▶ _EXERCISE REQUIREMENTS_
Below are some records; retype all of them exactly.

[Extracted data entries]

***

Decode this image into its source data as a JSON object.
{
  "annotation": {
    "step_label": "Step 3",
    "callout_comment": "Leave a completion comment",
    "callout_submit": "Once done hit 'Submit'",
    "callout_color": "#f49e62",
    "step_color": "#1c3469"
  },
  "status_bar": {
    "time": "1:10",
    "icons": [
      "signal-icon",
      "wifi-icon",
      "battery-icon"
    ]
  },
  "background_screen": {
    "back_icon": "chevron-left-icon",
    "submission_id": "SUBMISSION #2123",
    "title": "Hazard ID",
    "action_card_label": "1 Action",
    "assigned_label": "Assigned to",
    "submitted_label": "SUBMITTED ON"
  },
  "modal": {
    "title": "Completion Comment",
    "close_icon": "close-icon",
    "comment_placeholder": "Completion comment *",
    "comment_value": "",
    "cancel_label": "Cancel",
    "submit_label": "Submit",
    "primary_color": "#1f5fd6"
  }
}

***

▶ _CORRECT OUTPUT_
Decode this image into its source data as a JSON object.
{
  "annotation": {
    "step_label": "Step 3",
    "callout_comment": "Leave a completion comment",
    "callout_submit": "Once done hit 'Submit'",
    "callout_color": "#f49e62",
    "step_color": "#1c3469"
  },
  "status_bar": {
    "time": "1:10",
    "icons": [
      "signal-icon",
      "wifi-icon",
      "battery-icon"
    ]
  },
  "background_screen": {
    "back_icon": "chevron-left-icon",
    "submission_id": "SUBMISSION #2123",
    "title": "Hazard ID",
    "action_card_label": "1 Action",
    "assigned_label": "Assigned to",
    "submitted_label": "SUBMITTED ON"
  },
  "modal": {
    "title": "Completion Comment",
    "close_icon": "close-icon",
    "comment_placeholder": "Completion comment *",
    "comment_value": "",
    "cancel_label": "Cancel",
    "submit_label": "Submit",
    "primary_color": "#1f5fd6"
  }
}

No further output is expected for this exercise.